In all the rows below, switch "line-number" to "gutter-number" and write the rows out again with nothing else changed. Leave the pictures out.

*** Input rows ***

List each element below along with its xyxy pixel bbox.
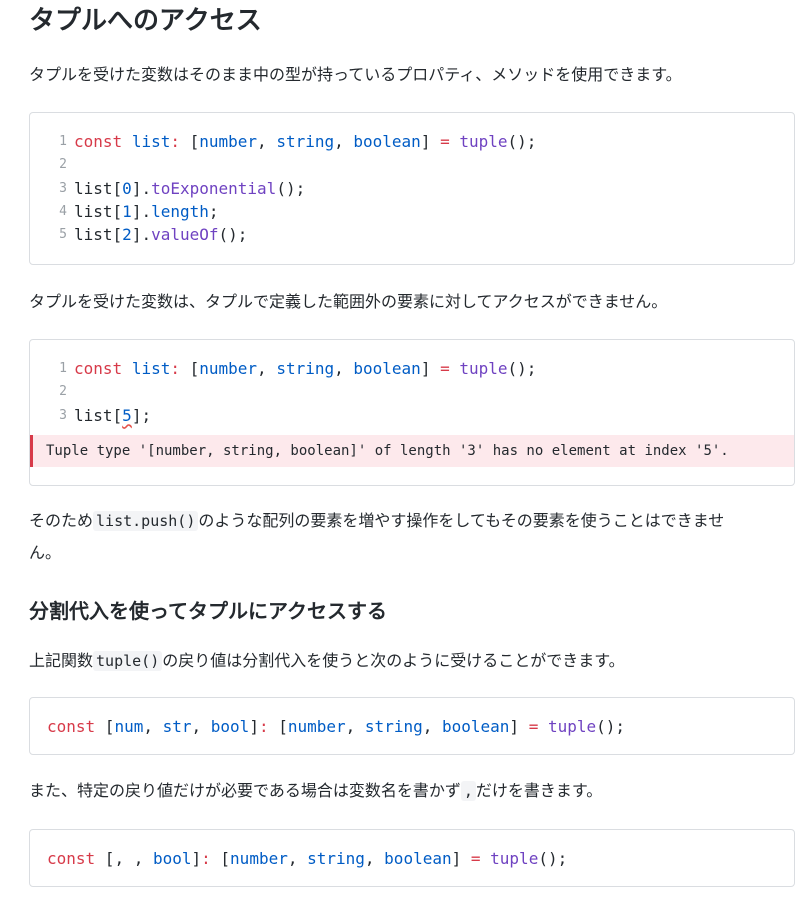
code-line-2: 2 xyxy=(30,153,794,176)
code-line-3: 3 list[0].toExponential(); xyxy=(30,177,794,200)
line-number: 2 xyxy=(59,157,67,173)
paragraph-destructuring: 上記関数 tuple() の戻り値は分割代入を使うと次のように受けることができます。 xyxy=(29,651,625,671)
code-text: const [num, str, bool]: [number, string,… xyxy=(47,717,626,736)
code-block-error: 1 const list: [number, string, boolean] … xyxy=(29,339,795,486)
code-line-1: const [, , bool]: [number, string, boole… xyxy=(47,847,794,870)
inline-code: tuple() xyxy=(93,651,163,671)
inline-code: , xyxy=(460,781,476,801)
line-number: 5 xyxy=(59,227,67,243)
code-line-3: 3 list[5]; xyxy=(30,404,794,427)
error-squiggle: 5 xyxy=(122,405,132,425)
paragraph-text: タプルを受けた変数はそのまま中の型が持っているプロパティ、メソッドを使用できます… xyxy=(29,65,682,84)
code-text: const [, , bool]: [number, string, boole… xyxy=(47,849,568,868)
code-block-skip: const [, , bool]: [number, string, boole… xyxy=(29,829,795,887)
code-line-4: 4 list[1].length; xyxy=(30,200,794,223)
code-block-access: 1 const list: [number, string, boolean] … xyxy=(29,112,795,265)
line-number: 3 xyxy=(59,407,67,423)
code-line-5: 5 list[2].valueOf(); xyxy=(30,223,794,246)
code-text: list[5]; xyxy=(74,405,152,425)
inline-code: list.push() xyxy=(93,511,199,531)
error-message: Tuple type '[number, string, boolean]' o… xyxy=(30,435,794,467)
section-heading-destructuring: 分割代入を使ってタプルにアクセスする xyxy=(29,599,387,623)
code-line-1: const [num, str, bool]: [number, string,… xyxy=(47,715,794,738)
line-number: 2 xyxy=(59,384,67,400)
paragraph-properties: タプルを受けた変数はそのまま中の型が持っているプロパティ、メソッドを使用できます… xyxy=(29,59,794,91)
code-text: const list: [number, string, boolean] = … xyxy=(74,359,537,378)
code-line-2: 2 xyxy=(30,380,794,403)
line-number: 4 xyxy=(59,203,67,219)
line-number: 1 xyxy=(59,361,67,376)
section-heading-tuple-access: タプルへのアクセス xyxy=(29,6,262,36)
code-text: list[0].toExponential(); xyxy=(74,178,306,198)
line-number: 1 xyxy=(59,134,67,149)
code-text: list[1].length; xyxy=(74,201,219,221)
code-text: list[2].valueOf(); xyxy=(74,225,248,245)
paragraph-skip: また、特定の戻り値だけが必要である場合は変数名を書かず, だけを書きます。 xyxy=(29,781,603,801)
article: タプルへのアクセス タプルを受けた変数はそのまま中の型が持っているプロパティ、メ… xyxy=(0,0,806,887)
code-line-1: 1 const list: [number, string, boolean] … xyxy=(30,130,794,153)
code-line-1: 1 const list: [number, string, boolean] … xyxy=(30,357,794,380)
code-text: const list: [number, string, boolean] = … xyxy=(74,132,537,151)
code-block-destructuring: const [num, str, bool]: [number, string,… xyxy=(29,697,795,755)
paragraph-text: タプルを受けた変数は、タプルで定義した範囲外の要素に対してアクセスができません。 xyxy=(29,292,668,311)
paragraph-push: そのため list.push() のような配列の要素を増やす操作をしてもその要素を使… xyxy=(29,511,725,562)
line-number: 3 xyxy=(59,180,67,196)
paragraph-out-of-range: タプルを受けた変数は、タプルで定義した範囲外の要素に対してアクセスができません。 xyxy=(29,286,794,318)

***

(Exercise output):
List each element below along with its xyxy pixel bbox.
code-line-2: 2 xyxy=(30,153,794,176)
code-line-3: 3 list[0].toExponential(); xyxy=(30,177,794,200)
gutter-number: 2 xyxy=(59,157,67,173)
paragraph-destructuring: 上記関数 tuple() の戻り値は分割代入を使うと次のように受けることができます。 xyxy=(29,651,625,671)
code-text: const [num, str, bool]: [number, string,… xyxy=(47,717,626,736)
code-block-error: 1 const list: [number, string, boolean] … xyxy=(29,339,795,486)
code-line-1: const [, , bool]: [number, string, boole… xyxy=(47,847,794,870)
inline-code: tuple() xyxy=(93,651,163,671)
inline-code: , xyxy=(460,781,476,801)
gutter-number: 5 xyxy=(59,227,67,243)
code-line-3: 3 list[5]; xyxy=(30,404,794,427)
error-squiggle: 5 xyxy=(122,405,132,425)
paragraph-text: タプルを受けた変数はそのまま中の型が持っているプロパティ、メソッドを使用できます… xyxy=(29,65,682,84)
code-text: const [, , bool]: [number, string, boole… xyxy=(47,849,568,868)
code-block-skip: const [, , bool]: [number, string, boole… xyxy=(29,829,795,887)
code-line-4: 4 list[1].length; xyxy=(30,200,794,223)
code-block-access: 1 const list: [number, string, boolean] … xyxy=(29,112,795,265)
gutter-number: 3 xyxy=(59,407,67,423)
code-line-5: 5 list[2].valueOf(); xyxy=(30,223,794,246)
code-text: list[5]; xyxy=(74,405,152,425)
inline-code: list.push() xyxy=(93,511,199,531)
error-message: Tuple type '[number, string, boolean]' o… xyxy=(30,435,794,467)
section-heading-destructuring: 分割代入を使ってタプルにアクセスする xyxy=(29,599,387,623)
code-line-1: const [num, str, bool]: [number, string,… xyxy=(47,715,794,738)
gutter-number: 2 xyxy=(59,384,67,400)
paragraph-properties: タプルを受けた変数はそのまま中の型が持っているプロパティ、メソッドを使用できます… xyxy=(29,59,794,91)
code-text: const list: [number, string, boolean] = … xyxy=(74,359,537,378)
code-line-2: 2 xyxy=(30,380,794,403)
gutter-number: 4 xyxy=(59,203,67,219)
gutter-number: 1 xyxy=(59,361,67,376)
section-heading-tuple-access: タプルへのアクセス xyxy=(29,6,262,36)
code-text: list[0].toExponential(); xyxy=(74,178,306,198)
gutter-number: 1 xyxy=(59,134,67,149)
code-text: list[1].length; xyxy=(74,201,219,221)
code-text: list[2].valueOf(); xyxy=(74,225,248,245)
paragraph-skip: また、特定の戻り値だけが必要である場合は変数名を書かず, だけを書きます。 xyxy=(29,781,603,801)
article: タプルへのアクセス タプルを受けた変数はそのまま中の型が持っているプロパティ、メ… xyxy=(0,0,806,887)
code-line-1: 1 const list: [number, string, boolean] … xyxy=(30,130,794,153)
code-line-1: 1 const list: [number, string, boolean] … xyxy=(30,357,794,380)
code-text: const list: [number, string, boolean] = … xyxy=(74,132,537,151)
code-block-destructuring: const [num, str, bool]: [number, string,… xyxy=(29,697,795,755)
paragraph-text: タプルを受けた変数は、タプルで定義した範囲外の要素に対してアクセスができません。 xyxy=(29,292,668,311)
paragraph-push: そのため list.push() のような配列の要素を増やす操作をしてもその要素を使… xyxy=(29,511,725,562)
gutter-number: 3 xyxy=(59,180,67,196)
paragraph-out-of-range: タプルを受けた変数は、タプルで定義した範囲外の要素に対してアクセスができません。 xyxy=(29,286,794,318)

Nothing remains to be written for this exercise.